═══ Data supplied ═══

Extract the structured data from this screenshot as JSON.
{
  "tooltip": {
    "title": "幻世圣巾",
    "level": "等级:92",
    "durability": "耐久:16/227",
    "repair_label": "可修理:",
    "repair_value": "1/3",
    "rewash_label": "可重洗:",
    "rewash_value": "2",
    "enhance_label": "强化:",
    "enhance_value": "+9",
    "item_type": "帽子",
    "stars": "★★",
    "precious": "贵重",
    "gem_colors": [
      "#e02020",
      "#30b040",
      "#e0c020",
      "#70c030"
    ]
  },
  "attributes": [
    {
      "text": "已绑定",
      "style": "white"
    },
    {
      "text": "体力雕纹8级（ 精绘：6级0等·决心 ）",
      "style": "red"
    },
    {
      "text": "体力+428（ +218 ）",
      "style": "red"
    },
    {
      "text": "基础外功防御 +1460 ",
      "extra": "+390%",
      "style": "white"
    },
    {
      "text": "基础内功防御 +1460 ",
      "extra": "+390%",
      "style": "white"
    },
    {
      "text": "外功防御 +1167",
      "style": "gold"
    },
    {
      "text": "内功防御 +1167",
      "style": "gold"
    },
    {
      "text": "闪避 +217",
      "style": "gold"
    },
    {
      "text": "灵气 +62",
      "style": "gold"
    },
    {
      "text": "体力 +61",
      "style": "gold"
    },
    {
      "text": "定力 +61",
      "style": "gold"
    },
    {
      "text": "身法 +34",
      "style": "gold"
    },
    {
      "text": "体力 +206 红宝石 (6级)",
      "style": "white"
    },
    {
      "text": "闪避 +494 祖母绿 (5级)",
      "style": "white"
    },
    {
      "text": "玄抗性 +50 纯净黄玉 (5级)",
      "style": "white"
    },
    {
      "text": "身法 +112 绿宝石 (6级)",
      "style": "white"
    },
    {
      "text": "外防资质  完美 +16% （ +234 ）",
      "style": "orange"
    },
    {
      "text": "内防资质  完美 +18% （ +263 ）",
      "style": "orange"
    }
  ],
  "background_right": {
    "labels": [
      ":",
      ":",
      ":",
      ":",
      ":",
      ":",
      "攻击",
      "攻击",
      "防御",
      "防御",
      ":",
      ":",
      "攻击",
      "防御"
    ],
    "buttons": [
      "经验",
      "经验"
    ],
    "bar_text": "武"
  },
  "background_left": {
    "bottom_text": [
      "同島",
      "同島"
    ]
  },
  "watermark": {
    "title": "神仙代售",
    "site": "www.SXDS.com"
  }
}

═══

* **What to produce**
Copy out the full listing exactly.

* **Result of the task**
Extract the structured data from this screenshot as JSON.
{
  "tooltip": {
    "title": "幻世圣巾",
    "level": "等级:92",
    "durability": "耐久:16/227",
    "repair_label": "可修理:",
    "repair_value": "1/3",
    "rewash_label": "可重洗:",
    "rewash_value": "2",
    "enhance_label": "强化:",
    "enhance_value": "+9",
    "item_type": "帽子",
    "stars": "★★",
    "precious": "贵重",
    "gem_colors": [
      "#e02020",
      "#30b040",
      "#e0c020",
      "#70c030"
    ]
  },
  "attributes": [
    {
      "text": "已绑定",
      "style": "white"
    },
    {
      "text": "体力雕纹8级（ 精绘：6级0等·决心 ）",
      "style": "red"
    },
    {
      "text": "体力+428（ +218 ）",
      "style": "red"
    },
    {
      "text": "基础外功防御 +1460 ",
      "extra": "+390%",
      "style": "white"
    },
    {
      "text": "基础内功防御 +1460 ",
      "extra": "+390%",
      "style": "white"
    },
    {
      "text": "外功防御 +1167",
      "style": "gold"
    },
    {
      "text": "内功防御 +1167",
      "style": "gold"
    },
    {
      "text": "闪避 +217",
      "style": "gold"
    },
    {
      "text": "灵气 +62",
      "style": "gold"
    },
    {
      "text": "体力 +61",
      "style": "gold"
    },
    {
      "text": "定力 +61",
      "style": "gold"
    },
    {
      "text": "身法 +34",
      "style": "gold"
    },
    {
      "text": "体力 +206 红宝石 (6级)",
      "style": "white"
    },
    {
      "text": "闪避 +494 祖母绿 (5级)",
      "style": "white"
    },
    {
      "text": "玄抗性 +50 纯净黄玉 (5级)",
      "style": "white"
    },
    {
      "text": "身法 +112 绿宝石 (6级)",
      "style": "white"
    },
    {
      "text": "外防资质  完美 +16% （ +234 ）",
      "style": "orange"
    },
    {
      "text": "内防资质  完美 +18% （ +263 ）",
      "style": "orange"
    }
  ],
  "background_right": {
    "labels": [
      ":",
      ":",
      ":",
      ":",
      ":",
      ":",
      "攻击",
      "攻击",
      "防御",
      "防御",
      ":",
      ":",
      "攻击",
      "防御"
    ],
    "buttons": [
      "经验",
      "经验"
    ],
    "bar_text": "武"
  },
  "background_left": {
    "bottom_text": [
      "同島",
      "同島"
    ]
  },
  "watermark": {
    "title": "神仙代售",
    "site": "www.SXDS.com"
  }
}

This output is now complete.